[Required task] Copy out the listing in full, exactly as written, but not its pictures.

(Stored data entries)
-------
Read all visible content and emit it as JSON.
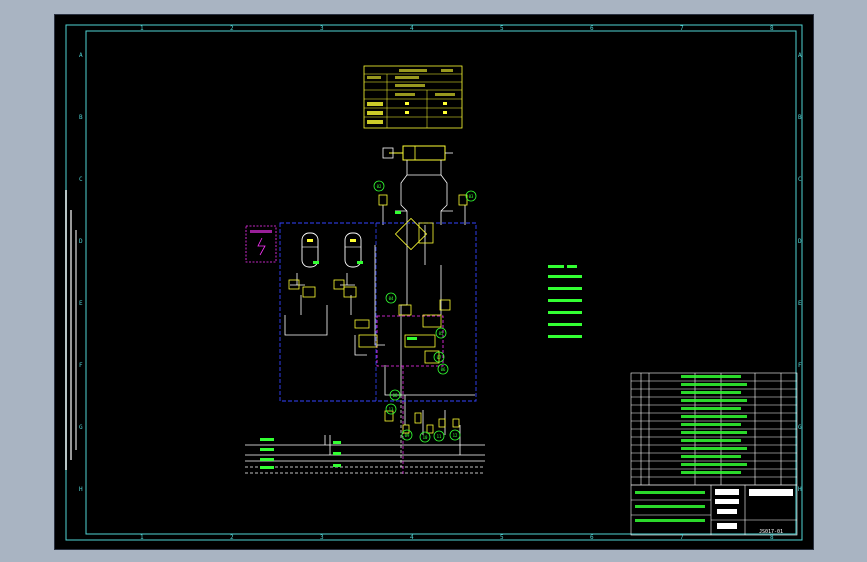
{
  "diagram": {
    "zone_numbers_top": [
      "1",
      "2",
      "3",
      "4",
      "5",
      "6",
      "7",
      "8"
    ],
    "zone_numbers_bottom": [
      "1",
      "2",
      "3",
      "4",
      "5",
      "6",
      "7",
      "8"
    ],
    "zone_letters": [
      "A",
      "B",
      "C",
      "D",
      "E",
      "F",
      "G",
      "H"
    ],
    "component_numbers": [
      "02",
      "03",
      "04",
      "05",
      "06",
      "07",
      "08",
      "09",
      "10",
      "11",
      "12",
      "13"
    ],
    "title_block": {
      "drawing_no": "JS017-01"
    },
    "colors": {
      "frame": "#4fd3d3",
      "circuit": "#ffffff",
      "component": "#ffff33",
      "number": "#33ff33",
      "dashed_box": "#3344ff",
      "magenta": "#ff33ff",
      "background": "#000000"
    }
  }
}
-------
[Output of the exercise]
Read all visible content and emit it as JSON.
{
  "diagram": {
    "zone_numbers_top": [
      "1",
      "2",
      "3",
      "4",
      "5",
      "6",
      "7",
      "8"
    ],
    "zone_numbers_bottom": [
      "1",
      "2",
      "3",
      "4",
      "5",
      "6",
      "7",
      "8"
    ],
    "zone_letters": [
      "A",
      "B",
      "C",
      "D",
      "E",
      "F",
      "G",
      "H"
    ],
    "component_numbers": [
      "02",
      "03",
      "04",
      "05",
      "06",
      "07",
      "08",
      "09",
      "10",
      "11",
      "12",
      "13"
    ],
    "title_block": {
      "drawing_no": "JS017-01"
    },
    "colors": {
      "frame": "#4fd3d3",
      "circuit": "#ffffff",
      "component": "#ffff33",
      "number": "#33ff33",
      "dashed_box": "#3344ff",
      "magenta": "#ff33ff",
      "background": "#000000"
    }
  }
}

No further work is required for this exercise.